Requirement — Give back exactly the lines from the one holding "Enumerate this screenshot's" to the bottom of the material, both included, and nothing more. No pictures.

::: Stored records :::

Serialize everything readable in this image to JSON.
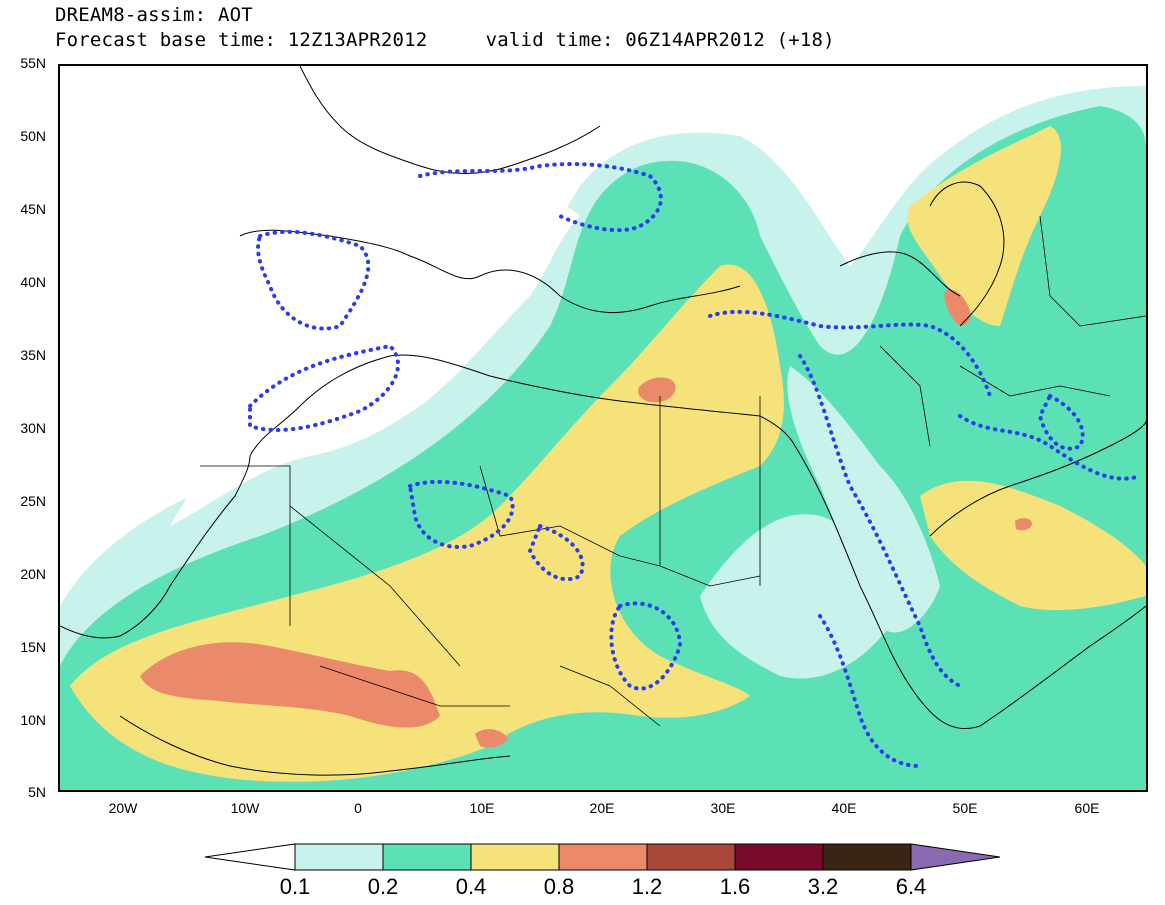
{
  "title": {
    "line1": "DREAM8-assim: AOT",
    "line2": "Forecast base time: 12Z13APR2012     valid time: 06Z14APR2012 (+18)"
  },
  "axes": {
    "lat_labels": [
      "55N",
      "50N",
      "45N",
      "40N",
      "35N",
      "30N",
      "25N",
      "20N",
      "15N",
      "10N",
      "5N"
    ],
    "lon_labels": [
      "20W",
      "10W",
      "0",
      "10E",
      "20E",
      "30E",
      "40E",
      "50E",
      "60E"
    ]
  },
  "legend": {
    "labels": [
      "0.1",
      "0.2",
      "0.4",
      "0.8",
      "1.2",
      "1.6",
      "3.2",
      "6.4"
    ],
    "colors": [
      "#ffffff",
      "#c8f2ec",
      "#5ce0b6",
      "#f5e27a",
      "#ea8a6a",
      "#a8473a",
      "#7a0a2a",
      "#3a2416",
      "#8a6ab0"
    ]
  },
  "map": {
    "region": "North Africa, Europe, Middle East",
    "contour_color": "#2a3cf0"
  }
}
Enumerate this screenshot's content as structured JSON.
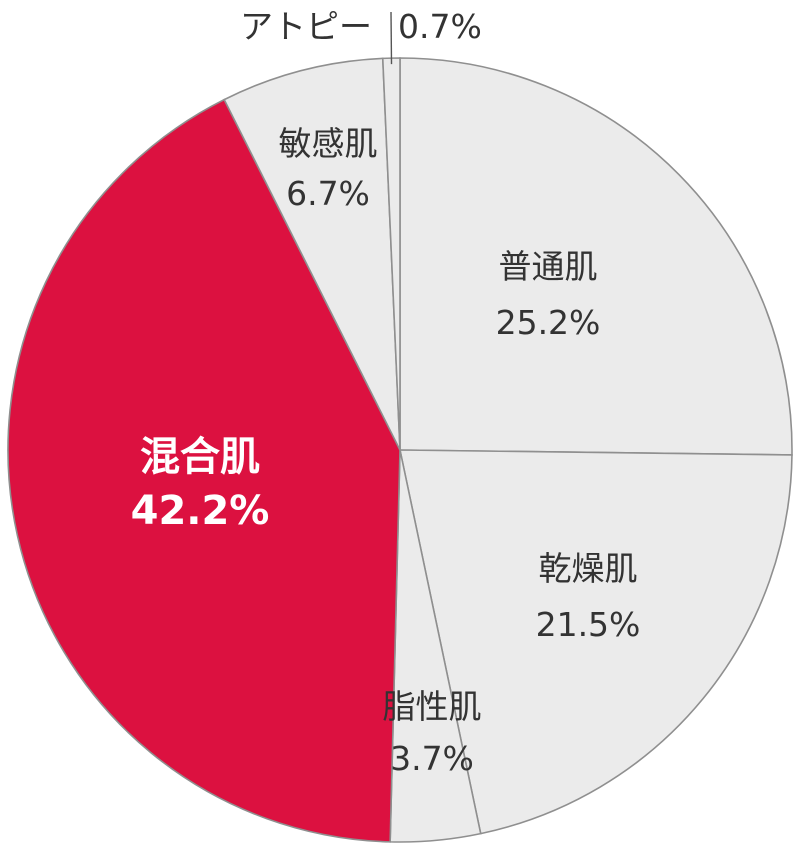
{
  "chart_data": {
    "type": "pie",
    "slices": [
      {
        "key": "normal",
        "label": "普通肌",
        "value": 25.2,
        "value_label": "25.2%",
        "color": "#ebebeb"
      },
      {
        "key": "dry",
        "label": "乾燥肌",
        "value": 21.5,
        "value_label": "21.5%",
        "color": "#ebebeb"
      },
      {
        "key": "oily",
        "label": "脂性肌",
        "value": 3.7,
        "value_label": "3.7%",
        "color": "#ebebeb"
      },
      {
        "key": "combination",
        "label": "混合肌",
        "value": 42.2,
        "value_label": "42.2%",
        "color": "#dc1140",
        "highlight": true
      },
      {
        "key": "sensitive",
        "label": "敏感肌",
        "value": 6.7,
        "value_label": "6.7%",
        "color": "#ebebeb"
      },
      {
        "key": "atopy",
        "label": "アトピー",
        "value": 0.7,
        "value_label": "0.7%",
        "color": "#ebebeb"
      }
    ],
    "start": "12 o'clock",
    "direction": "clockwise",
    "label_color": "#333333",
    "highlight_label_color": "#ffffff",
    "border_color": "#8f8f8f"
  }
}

:::

Written response —
Enumerate this screenshot's content as structured JSON.
{
  "chart_data": {
    "type": "pie",
    "slices": [
      {
        "key": "normal",
        "label": "普通肌",
        "value": 25.2,
        "value_label": "25.2%",
        "color": "#ebebeb"
      },
      {
        "key": "dry",
        "label": "乾燥肌",
        "value": 21.5,
        "value_label": "21.5%",
        "color": "#ebebeb"
      },
      {
        "key": "oily",
        "label": "脂性肌",
        "value": 3.7,
        "value_label": "3.7%",
        "color": "#ebebeb"
      },
      {
        "key": "combination",
        "label": "混合肌",
        "value": 42.2,
        "value_label": "42.2%",
        "color": "#dc1140",
        "highlight": true
      },
      {
        "key": "sensitive",
        "label": "敏感肌",
        "value": 6.7,
        "value_label": "6.7%",
        "color": "#ebebeb"
      },
      {
        "key": "atopy",
        "label": "アトピー",
        "value": 0.7,
        "value_label": "0.7%",
        "color": "#ebebeb"
      }
    ],
    "start": "12 o'clock",
    "direction": "clockwise",
    "label_color": "#333333",
    "highlight_label_color": "#ffffff",
    "border_color": "#8f8f8f"
  }
}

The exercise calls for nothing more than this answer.